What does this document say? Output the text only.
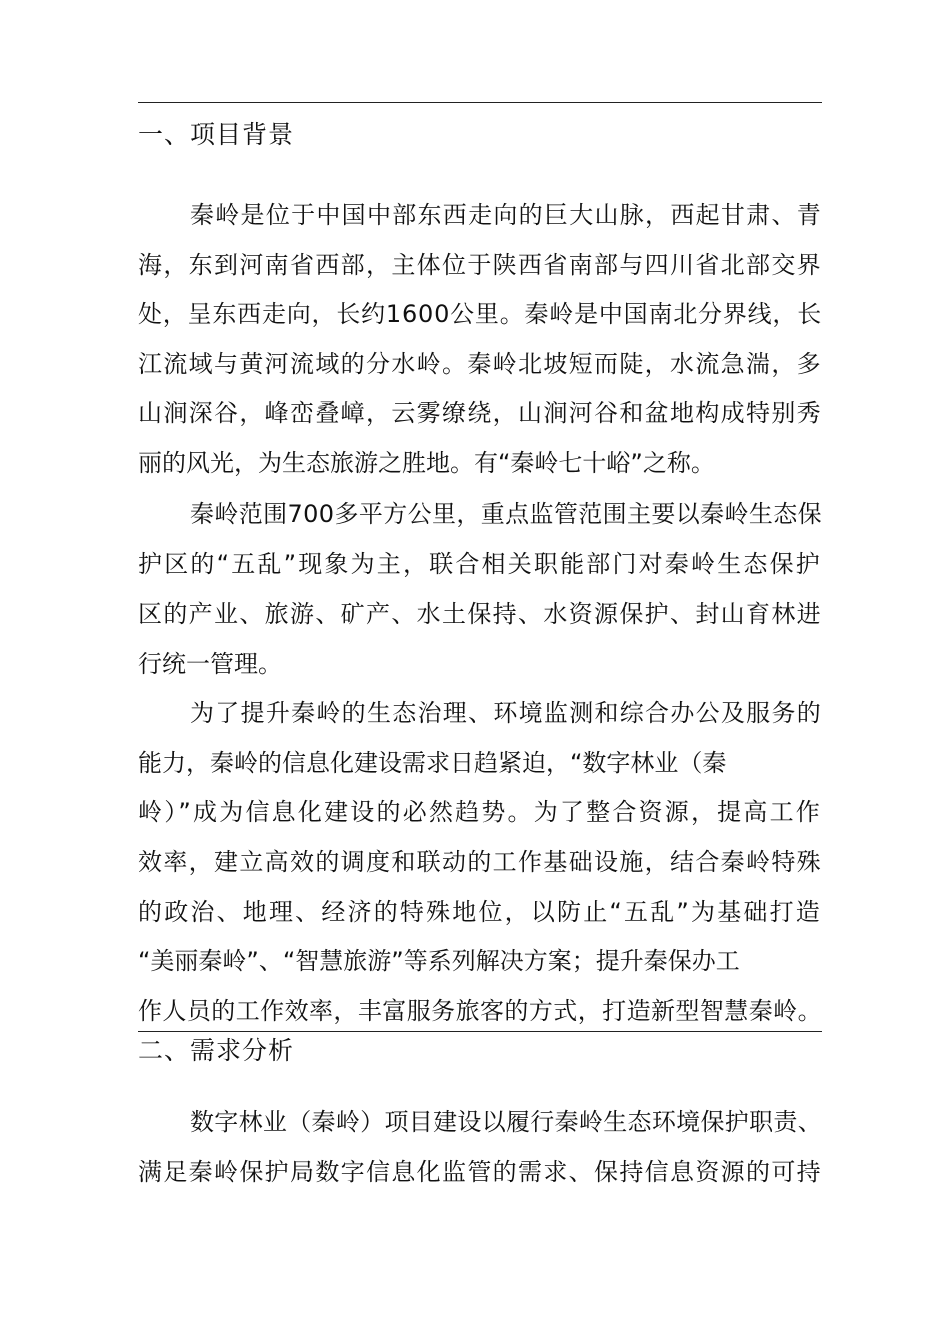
一、项目背景
秦岭是位于中国中部东西走向的巨大山脉，西起甘肃、青
海，东到河南省西部，主体位于陕西省南部与四川省北部交界
处，呈东西走向，长约1600公里。秦岭是中国南北分界线，长
江流域与黄河流域的分水岭。秦岭北坡短而陡，水流急湍，多
山涧深谷，峰峦叠嶂，云雾缭绕，山涧河谷和盆地构成特别秀
丽的风光，为生态旅游之胜地。有“秦岭七十峪”之称。
秦岭范围700多平方公里，重点监管范围主要以秦岭生态保
护区的“五乱”现象为主，联合相关职能部门对秦岭生态保护
区的产业、旅游、矿产、水土保持、水资源保护、封山育林进
行统一管理。
为了提升秦岭的生态治理、环境监测和综合办公及服务的
能力，秦岭的信息化建设需求日趋紧迫，“数字林业（秦
岭）”成为信息化建设的必然趋势。为了整合资源，提高工作
效率，建立高效的调度和联动的工作基础设施，结合秦岭特殊
的政治、地理、经济的特殊地位，以防止“五乱”为基础打造
“美丽秦岭”、“智慧旅游”等系列解决方案；提升秦保办工
作人员的工作效率，丰富服务旅客的方式，打造新型智慧秦岭。
二、需求分析
数字林业（秦岭）项目建设以履行秦岭生态环境保护职责、
满足秦岭保护局数字信息化监管的需求、保持信息资源的可持
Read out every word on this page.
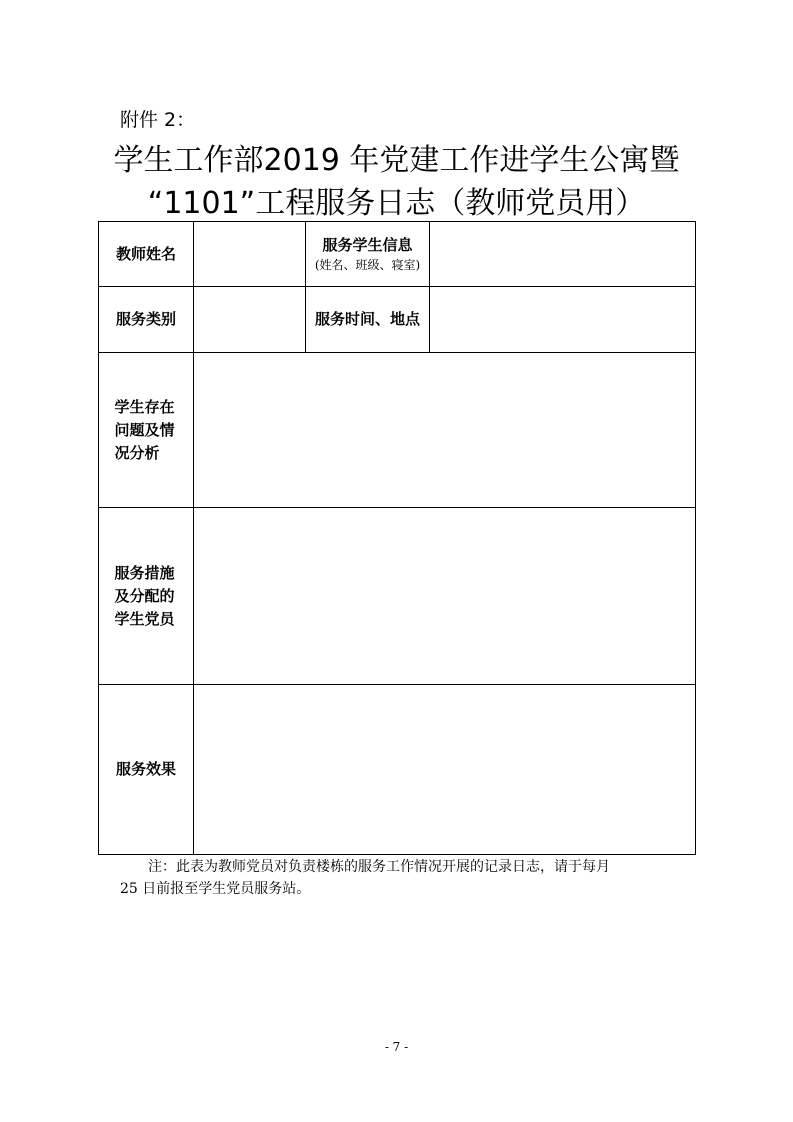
附件 2：
学生工作部2019 年党建工作进学生公寓暨
“1101”工程服务日志（教师党员用）
教师姓名		服务学生信息
(姓名、班级、寝室)	

服务类别		服务时间、地点	
学生存在问题及情况分析			
服务措施及分配的学生党员			
服务效果			
注：此表为教师党员对负责楼栋的服务工作情况开展的记录日志，请于每月
25 日前报至学生党员服务站。
- 7 -
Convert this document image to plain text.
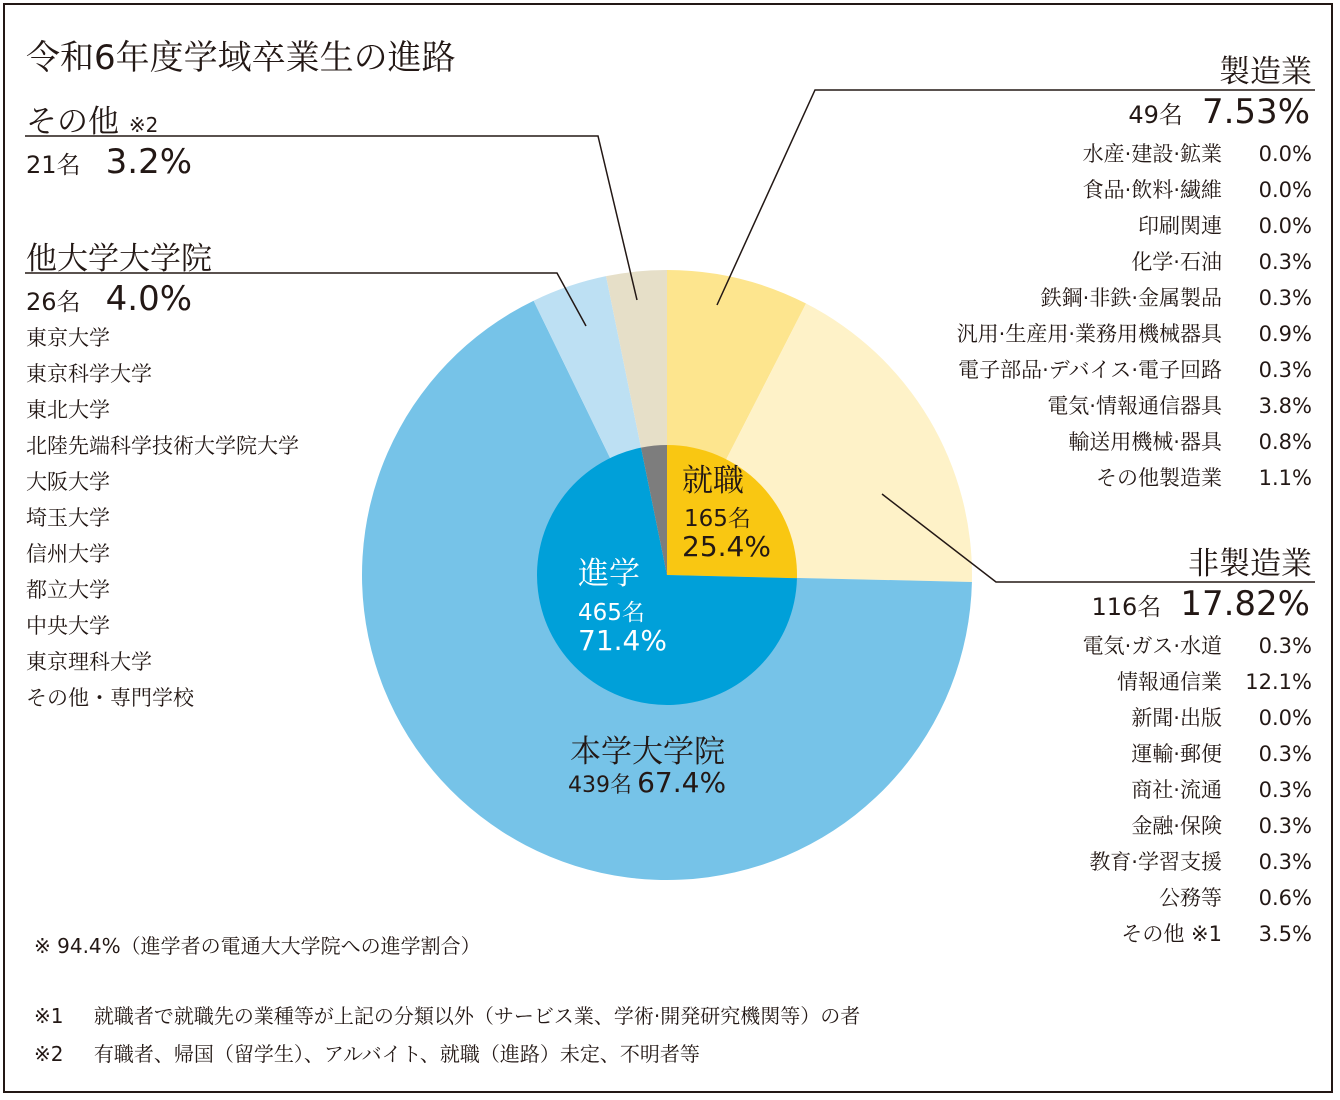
令和6年度学域卒業生の進路
その他 ※2
21名 3.2%
他大学大学院
26名 4.0%
東京大学
東京科学大学
東北大学
北陸先端科学技術大学院大学
大阪大学
埼玉大学
信州大学
都立大学
中央大学
東京理科大学
その他・専門学校
製造業
49名 7.53%
水産·建設·鉱業	0.0%
食品·飲料·繊維	0.0%
印刷関連	0.0%
化学·石油	0.3%
鉄鋼·非鉄·金属製品	0.3%
汎用·生産用·業務用機械器具	0.9%
電子部品·デバイス·電子回路	0.3%
電気·情報通信器具	3.8%
輸送用機械·器具	0.8%
その他製造業	1.1%
非製造業
116名 17.82%
電気·ガス·水道	0.3%
情報通信業	12.1%
新聞·出版	0.0%
運輸·郵便	0.3%
商社·流通	0.3%
金融·保険	0.3%
教育·学習支援	0.3%
公務等	0.6%
その他 ※1	3.5%
就職
165名
25.4%
進学
465名
71.4%
本学大学院
439名 67.4%
※ 94.4%（進学者の電通大大学院への進学割合）
※1 就職者で就職先の業種等が上記の分類以外（サービス業、学術·開発研究機関等）の者
※2 有職者、帰国（留学生）、アルバイト、就職（進路）未定、不明者等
--------------------------------
» INSTRUCTION: All records must be output exactly as they are, except for the pictures, which are left out.

» FULL RESPONSE:
What does this document say? Output the text only.
一、项目背景
秦岭是位于中国中部东西走向的巨大山脉，西起甘肃、青
海，东到河南省西部，主体位于陕西省南部与四川省北部交界
处，呈东西走向，长约1600公里。秦岭是中国南北分界线，长
江流域与黄河流域的分水岭。秦岭北坡短而陡，水流急湍，多
山涧深谷，峰峦叠嶂，云雾缭绕，山涧河谷和盆地构成特别秀
丽的风光，为生态旅游之胜地。有“秦岭七十峪”之称。
秦岭范围700多平方公里，重点监管范围主要以秦岭生态保
护区的“五乱”现象为主，联合相关职能部门对秦岭生态保护
区的产业、旅游、矿产、水土保持、水资源保护、封山育林进
行统一管理。
为了提升秦岭的生态治理、环境监测和综合办公及服务的
能力，秦岭的信息化建设需求日趋紧迫，“数字林业（秦
岭）”成为信息化建设的必然趋势。为了整合资源，提高工作
效率，建立高效的调度和联动的工作基础设施，结合秦岭特殊
的政治、地理、经济的特殊地位，以防止“五乱”为基础打造
“美丽秦岭”、“智慧旅游”等系列解决方案；提升秦保办工
作人员的工作效率，丰富服务旅客的方式，打造新型智慧秦岭。
二、需求分析
数字林业（秦岭）项目建设以履行秦岭生态环境保护职责、
满足秦岭保护局数字信息化监管的需求、保持信息资源的可持
Read out every word on this page.
附件 2：
学生工作部2019 年党建工作进学生公寓暨
“1101”工程服务日志（教师党员用）
教师姓名		服务学生信息
(姓名、班级、寝室)	

服务类别		服务时间、地点	
学生存在问题及情况分析			
服务措施及分配的学生党员			
服务效果			
注：此表为教师党员对负责楼栋的服务工作情况开展的记录日志，请于每月
25 日前报至学生党员服务站。
- 7 -
Convert this document image to plain text.
令和6年度学域卒業生の進路
その他 ※2
21名 3.2%
他大学大学院
26名 4.0%
東京大学
東京科学大学
東北大学
北陸先端科学技術大学院大学
大阪大学
埼玉大学
信州大学
都立大学
中央大学
東京理科大学
その他・専門学校
製造業
49名 7.53%
水産·建設·鉱業	0.0%
食品·飲料·繊維	0.0%
印刷関連	0.0%
化学·石油	0.3%
鉄鋼·非鉄·金属製品	0.3%
汎用·生産用·業務用機械器具	0.9%
電子部品·デバイス·電子回路	0.3%
電気·情報通信器具	3.8%
輸送用機械·器具	0.8%
その他製造業	1.1%
非製造業
116名 17.82%
電気·ガス·水道	0.3%
情報通信業	12.1%
新聞·出版	0.0%
運輸·郵便	0.3%
商社·流通	0.3%
金融·保険	0.3%
教育·学習支援	0.3%
公務等	0.6%
その他 ※1	3.5%
就職
165名
25.4%
進学
465名
71.4%
本学大学院
439名 67.4%
※ 94.4%（進学者の電通大大学院への進学割合）
※1 就職者で就職先の業種等が上記の分類以外（サービス業、学術·開発研究機関等）の者
※2 有職者、帰国（留学生）、アルバイト、就職（進路）未定、不明者等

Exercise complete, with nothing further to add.